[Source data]
* * * * * * * * *

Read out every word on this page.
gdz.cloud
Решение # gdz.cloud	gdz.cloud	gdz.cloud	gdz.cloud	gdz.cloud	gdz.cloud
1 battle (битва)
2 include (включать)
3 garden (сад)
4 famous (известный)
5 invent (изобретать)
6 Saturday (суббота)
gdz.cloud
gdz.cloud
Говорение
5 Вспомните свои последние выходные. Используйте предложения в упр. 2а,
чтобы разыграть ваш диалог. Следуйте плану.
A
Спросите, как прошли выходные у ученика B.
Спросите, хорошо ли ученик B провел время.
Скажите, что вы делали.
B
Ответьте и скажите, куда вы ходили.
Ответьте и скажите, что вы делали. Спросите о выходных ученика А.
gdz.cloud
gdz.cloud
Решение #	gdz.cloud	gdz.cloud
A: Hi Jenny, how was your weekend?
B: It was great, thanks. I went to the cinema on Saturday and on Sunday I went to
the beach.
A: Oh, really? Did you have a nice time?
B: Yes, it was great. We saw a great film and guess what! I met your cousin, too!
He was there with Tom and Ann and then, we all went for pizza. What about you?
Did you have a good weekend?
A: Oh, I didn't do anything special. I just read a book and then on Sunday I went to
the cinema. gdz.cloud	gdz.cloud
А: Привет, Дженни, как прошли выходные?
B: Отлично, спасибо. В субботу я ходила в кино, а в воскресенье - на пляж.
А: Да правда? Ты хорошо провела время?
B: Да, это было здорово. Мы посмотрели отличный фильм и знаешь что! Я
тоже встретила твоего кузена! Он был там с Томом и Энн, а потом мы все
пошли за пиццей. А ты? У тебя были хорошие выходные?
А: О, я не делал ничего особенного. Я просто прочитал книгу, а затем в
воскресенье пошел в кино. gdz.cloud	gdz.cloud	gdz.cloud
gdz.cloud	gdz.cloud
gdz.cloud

* * * * * * * * *

TO BE DONE. Work out how many lines of the listing above include "have". Answer with the number and nothing more.

FULL SOLUTION. 2